How many lines of these entries hold the string "September"? Reply with the number alone.
---- INPUT MATERIAL
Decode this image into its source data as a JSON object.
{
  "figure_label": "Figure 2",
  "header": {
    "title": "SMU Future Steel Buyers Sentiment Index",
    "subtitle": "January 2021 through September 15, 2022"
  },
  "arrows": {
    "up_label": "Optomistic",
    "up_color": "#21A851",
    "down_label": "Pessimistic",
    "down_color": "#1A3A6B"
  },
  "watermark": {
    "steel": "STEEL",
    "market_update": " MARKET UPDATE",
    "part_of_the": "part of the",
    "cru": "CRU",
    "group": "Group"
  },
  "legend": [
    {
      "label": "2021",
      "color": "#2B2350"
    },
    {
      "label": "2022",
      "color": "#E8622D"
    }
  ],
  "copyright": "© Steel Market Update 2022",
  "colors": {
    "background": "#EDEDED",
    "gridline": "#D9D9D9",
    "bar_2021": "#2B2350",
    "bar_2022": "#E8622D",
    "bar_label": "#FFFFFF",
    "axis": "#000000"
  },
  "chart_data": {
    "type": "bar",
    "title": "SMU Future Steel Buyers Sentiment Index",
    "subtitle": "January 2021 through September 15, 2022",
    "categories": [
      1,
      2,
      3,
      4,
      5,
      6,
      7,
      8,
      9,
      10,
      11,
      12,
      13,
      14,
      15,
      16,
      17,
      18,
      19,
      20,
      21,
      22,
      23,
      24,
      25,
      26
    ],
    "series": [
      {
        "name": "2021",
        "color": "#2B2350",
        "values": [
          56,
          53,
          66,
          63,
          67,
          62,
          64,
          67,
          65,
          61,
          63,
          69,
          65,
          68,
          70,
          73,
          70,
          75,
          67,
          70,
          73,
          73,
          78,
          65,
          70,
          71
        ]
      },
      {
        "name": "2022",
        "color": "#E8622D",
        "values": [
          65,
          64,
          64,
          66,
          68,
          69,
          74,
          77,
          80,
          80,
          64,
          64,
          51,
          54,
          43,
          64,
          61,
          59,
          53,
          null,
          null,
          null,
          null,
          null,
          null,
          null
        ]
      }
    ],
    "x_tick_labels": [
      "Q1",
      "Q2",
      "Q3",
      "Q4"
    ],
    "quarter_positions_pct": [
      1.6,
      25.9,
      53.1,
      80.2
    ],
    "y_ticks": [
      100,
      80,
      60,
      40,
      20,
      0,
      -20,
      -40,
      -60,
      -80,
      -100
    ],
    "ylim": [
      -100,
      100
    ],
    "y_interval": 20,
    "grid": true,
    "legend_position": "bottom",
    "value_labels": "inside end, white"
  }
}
--------
### [RESPONSE BELOW]
2